• _What you will do_
Look for the string "section" in the lines and copy each line that has it.

• _Records for the task_

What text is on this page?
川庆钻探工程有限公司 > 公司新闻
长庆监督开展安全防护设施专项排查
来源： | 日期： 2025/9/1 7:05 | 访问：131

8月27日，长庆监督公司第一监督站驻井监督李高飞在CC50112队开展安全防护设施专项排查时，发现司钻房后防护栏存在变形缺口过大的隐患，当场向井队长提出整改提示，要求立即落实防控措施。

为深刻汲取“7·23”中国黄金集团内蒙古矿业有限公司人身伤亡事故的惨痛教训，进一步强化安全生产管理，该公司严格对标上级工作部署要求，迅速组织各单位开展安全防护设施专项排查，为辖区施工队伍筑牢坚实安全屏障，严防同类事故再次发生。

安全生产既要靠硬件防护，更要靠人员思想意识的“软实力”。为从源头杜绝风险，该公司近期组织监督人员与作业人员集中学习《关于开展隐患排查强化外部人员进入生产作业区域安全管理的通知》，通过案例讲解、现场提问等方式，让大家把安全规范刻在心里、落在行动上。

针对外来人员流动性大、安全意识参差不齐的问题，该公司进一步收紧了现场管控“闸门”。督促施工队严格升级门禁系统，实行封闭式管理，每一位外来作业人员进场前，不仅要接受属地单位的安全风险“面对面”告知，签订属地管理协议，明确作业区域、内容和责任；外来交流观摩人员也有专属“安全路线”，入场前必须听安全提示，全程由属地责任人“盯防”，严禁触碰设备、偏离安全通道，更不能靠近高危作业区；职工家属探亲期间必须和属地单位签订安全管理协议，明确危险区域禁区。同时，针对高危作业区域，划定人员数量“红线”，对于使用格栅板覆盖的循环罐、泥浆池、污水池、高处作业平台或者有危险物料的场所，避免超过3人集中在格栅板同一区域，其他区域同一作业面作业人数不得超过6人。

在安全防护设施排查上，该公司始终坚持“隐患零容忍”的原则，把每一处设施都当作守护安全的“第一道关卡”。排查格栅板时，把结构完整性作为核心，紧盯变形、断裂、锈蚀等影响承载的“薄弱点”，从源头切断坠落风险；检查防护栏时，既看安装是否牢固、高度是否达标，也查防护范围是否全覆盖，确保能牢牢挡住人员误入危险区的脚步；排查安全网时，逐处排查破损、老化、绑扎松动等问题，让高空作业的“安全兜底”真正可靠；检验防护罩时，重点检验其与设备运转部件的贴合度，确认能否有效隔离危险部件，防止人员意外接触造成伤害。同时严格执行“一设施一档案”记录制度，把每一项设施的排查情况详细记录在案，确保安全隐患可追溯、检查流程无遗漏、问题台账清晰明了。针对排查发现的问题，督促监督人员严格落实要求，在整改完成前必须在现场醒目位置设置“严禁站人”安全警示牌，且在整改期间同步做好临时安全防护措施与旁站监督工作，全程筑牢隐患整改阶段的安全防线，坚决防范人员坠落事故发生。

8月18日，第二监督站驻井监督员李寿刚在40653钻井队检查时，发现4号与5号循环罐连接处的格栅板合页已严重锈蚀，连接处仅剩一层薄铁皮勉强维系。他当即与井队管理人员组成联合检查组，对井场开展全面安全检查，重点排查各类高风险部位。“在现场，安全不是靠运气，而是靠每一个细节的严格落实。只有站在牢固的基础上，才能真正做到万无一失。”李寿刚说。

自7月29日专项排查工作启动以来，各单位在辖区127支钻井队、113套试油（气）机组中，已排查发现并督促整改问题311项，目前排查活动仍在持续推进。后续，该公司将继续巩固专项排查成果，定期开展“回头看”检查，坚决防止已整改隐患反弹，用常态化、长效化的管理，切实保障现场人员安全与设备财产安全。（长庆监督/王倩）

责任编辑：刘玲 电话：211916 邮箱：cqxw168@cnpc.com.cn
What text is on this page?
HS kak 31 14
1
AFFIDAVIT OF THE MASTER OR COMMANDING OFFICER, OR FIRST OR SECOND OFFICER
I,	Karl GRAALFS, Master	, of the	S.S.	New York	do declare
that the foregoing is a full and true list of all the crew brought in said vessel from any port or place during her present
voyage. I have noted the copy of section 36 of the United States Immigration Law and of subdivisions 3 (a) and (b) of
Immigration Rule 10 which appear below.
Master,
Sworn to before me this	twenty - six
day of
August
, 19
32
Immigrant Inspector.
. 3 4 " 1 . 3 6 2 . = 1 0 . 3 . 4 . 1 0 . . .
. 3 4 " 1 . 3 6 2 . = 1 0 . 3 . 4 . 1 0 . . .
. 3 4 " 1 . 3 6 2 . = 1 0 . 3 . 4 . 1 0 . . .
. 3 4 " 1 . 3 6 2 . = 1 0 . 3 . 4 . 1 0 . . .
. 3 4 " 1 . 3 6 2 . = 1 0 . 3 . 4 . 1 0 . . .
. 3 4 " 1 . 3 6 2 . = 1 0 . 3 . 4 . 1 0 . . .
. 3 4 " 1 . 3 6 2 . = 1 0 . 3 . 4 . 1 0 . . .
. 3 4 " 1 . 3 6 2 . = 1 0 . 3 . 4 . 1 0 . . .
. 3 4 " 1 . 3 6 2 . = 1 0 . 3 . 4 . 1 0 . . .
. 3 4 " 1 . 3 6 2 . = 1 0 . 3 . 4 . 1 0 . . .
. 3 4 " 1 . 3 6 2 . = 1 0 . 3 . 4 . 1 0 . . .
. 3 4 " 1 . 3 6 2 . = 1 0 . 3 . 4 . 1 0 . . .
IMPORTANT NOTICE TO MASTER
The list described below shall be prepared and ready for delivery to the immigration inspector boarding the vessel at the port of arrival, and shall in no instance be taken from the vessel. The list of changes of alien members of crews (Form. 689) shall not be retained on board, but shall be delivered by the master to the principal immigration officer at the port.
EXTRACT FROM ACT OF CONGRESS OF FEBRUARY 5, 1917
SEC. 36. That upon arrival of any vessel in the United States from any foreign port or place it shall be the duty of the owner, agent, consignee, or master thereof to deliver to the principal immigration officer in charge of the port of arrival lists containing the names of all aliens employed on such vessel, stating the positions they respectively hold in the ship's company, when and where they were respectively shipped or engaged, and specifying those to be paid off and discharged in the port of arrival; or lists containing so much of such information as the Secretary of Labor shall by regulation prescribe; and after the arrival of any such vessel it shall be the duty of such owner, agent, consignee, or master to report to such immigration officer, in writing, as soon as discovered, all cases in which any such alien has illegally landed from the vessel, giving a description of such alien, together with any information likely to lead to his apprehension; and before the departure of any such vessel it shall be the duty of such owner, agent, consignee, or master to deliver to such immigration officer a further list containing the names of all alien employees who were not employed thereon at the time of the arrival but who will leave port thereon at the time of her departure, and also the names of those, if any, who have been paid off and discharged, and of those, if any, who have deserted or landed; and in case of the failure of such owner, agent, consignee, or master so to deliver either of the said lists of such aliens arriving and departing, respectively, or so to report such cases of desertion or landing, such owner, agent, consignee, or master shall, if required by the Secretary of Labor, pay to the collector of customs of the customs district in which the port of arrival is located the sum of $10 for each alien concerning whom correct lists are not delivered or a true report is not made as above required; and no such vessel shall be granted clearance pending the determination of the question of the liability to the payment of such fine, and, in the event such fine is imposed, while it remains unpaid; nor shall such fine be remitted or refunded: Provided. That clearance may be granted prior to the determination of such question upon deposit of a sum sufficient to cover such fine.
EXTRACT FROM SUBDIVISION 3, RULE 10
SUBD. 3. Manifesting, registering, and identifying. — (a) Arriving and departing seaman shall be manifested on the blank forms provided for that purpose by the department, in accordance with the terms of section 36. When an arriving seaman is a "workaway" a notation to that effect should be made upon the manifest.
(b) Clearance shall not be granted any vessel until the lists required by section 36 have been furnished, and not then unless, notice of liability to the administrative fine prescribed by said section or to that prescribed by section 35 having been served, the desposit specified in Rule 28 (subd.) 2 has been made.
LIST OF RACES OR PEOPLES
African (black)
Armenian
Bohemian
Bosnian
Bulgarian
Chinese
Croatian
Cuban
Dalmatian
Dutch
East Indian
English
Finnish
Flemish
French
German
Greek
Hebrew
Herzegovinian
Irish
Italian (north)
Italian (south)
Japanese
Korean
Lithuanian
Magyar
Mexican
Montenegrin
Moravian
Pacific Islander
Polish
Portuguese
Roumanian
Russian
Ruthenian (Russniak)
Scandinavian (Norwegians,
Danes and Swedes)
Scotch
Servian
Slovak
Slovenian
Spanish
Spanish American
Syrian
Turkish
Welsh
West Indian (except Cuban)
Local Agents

• _Result of this task_
voyage. I have noted the copy of section 36 of the United States Immigration Law and of subdivisions 3 (a) and (b) of
SUBD. 3. Manifesting, registering, and identifying. — (a) Arriving and departing seaman shall be manifested on the blank forms provided for that purpose by the department, in accordance with the terms of section 36. When an arriving seaman is a "workaway" a notation to that effect should be made upon the manifest.
(b) Clearance shall not be granted any vessel until the lists required by section 36 have been furnished, and not then unless, notice of liability to the administrative fine prescribed by said section or to that prescribed by section 35 having been served, the desposit specified in Rule 28 (subd.) 2 has been made.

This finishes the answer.